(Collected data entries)
↓

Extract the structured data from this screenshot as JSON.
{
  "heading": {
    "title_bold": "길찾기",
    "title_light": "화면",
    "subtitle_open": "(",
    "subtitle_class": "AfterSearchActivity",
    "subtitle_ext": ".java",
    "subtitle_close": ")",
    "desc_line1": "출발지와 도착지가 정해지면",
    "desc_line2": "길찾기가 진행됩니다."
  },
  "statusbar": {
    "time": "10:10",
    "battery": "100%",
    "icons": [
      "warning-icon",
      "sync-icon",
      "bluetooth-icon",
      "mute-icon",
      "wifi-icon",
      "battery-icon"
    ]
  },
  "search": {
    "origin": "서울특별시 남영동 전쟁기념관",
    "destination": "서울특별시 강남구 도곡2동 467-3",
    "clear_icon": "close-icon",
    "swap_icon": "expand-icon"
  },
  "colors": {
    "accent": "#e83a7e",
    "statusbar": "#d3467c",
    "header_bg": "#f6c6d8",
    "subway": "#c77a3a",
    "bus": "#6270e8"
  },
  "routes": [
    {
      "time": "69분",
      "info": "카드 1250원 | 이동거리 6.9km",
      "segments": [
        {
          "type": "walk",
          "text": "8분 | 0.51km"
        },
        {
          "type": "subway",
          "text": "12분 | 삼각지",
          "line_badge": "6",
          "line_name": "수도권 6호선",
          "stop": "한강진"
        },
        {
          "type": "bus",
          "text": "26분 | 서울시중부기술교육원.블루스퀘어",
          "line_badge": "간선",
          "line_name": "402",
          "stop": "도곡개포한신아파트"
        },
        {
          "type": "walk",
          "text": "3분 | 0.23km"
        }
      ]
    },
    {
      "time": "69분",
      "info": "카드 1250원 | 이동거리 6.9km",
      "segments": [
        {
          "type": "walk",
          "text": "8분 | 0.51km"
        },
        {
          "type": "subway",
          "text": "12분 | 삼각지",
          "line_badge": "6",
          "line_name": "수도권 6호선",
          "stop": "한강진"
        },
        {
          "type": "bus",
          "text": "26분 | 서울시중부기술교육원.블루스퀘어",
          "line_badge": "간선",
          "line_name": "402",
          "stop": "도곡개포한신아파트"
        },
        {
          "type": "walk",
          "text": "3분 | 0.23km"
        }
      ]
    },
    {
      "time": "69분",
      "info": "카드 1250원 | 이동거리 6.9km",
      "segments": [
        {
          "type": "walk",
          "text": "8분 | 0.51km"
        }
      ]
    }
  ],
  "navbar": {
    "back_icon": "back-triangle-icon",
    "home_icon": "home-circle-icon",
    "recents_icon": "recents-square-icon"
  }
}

↑

**Exercise task:** Word for word, restate all of the data shown above.

**Answer to the task:**
Extract the structured data from this screenshot as JSON.
{
  "heading": {
    "title_bold": "길찾기",
    "title_light": "화면",
    "subtitle_open": "(",
    "subtitle_class": "AfterSearchActivity",
    "subtitle_ext": ".java",
    "subtitle_close": ")",
    "desc_line1": "출발지와 도착지가 정해지면",
    "desc_line2": "길찾기가 진행됩니다."
  },
  "statusbar": {
    "time": "10:10",
    "battery": "100%",
    "icons": [
      "warning-icon",
      "sync-icon",
      "bluetooth-icon",
      "mute-icon",
      "wifi-icon",
      "battery-icon"
    ]
  },
  "search": {
    "origin": "서울특별시 남영동 전쟁기념관",
    "destination": "서울특별시 강남구 도곡2동 467-3",
    "clear_icon": "close-icon",
    "swap_icon": "expand-icon"
  },
  "colors": {
    "accent": "#e83a7e",
    "statusbar": "#d3467c",
    "header_bg": "#f6c6d8",
    "subway": "#c77a3a",
    "bus": "#6270e8"
  },
  "routes": [
    {
      "time": "69분",
      "info": "카드 1250원 | 이동거리 6.9km",
      "segments": [
        {
          "type": "walk",
          "text": "8분 | 0.51km"
        },
        {
          "type": "subway",
          "text": "12분 | 삼각지",
          "line_badge": "6",
          "line_name": "수도권 6호선",
          "stop": "한강진"
        },
        {
          "type": "bus",
          "text": "26분 | 서울시중부기술교육원.블루스퀘어",
          "line_badge": "간선",
          "line_name": "402",
          "stop": "도곡개포한신아파트"
        },
        {
          "type": "walk",
          "text": "3분 | 0.23km"
        }
      ]
    },
    {
      "time": "69분",
      "info": "카드 1250원 | 이동거리 6.9km",
      "segments": [
        {
          "type": "walk",
          "text": "8분 | 0.51km"
        },
        {
          "type": "subway",
          "text": "12분 | 삼각지",
          "line_badge": "6",
          "line_name": "수도권 6호선",
          "stop": "한강진"
        },
        {
          "type": "bus",
          "text": "26분 | 서울시중부기술교육원.블루스퀘어",
          "line_badge": "간선",
          "line_name": "402",
          "stop": "도곡개포한신아파트"
        },
        {
          "type": "walk",
          "text": "3분 | 0.23km"
        }
      ]
    },
    {
      "time": "69분",
      "info": "카드 1250원 | 이동거리 6.9km",
      "segments": [
        {
          "type": "walk",
          "text": "8분 | 0.51km"
        }
      ]
    }
  ],
  "navbar": {
    "back_icon": "back-triangle-icon",
    "home_icon": "home-circle-icon",
    "recents_icon": "recents-square-icon"
  }
}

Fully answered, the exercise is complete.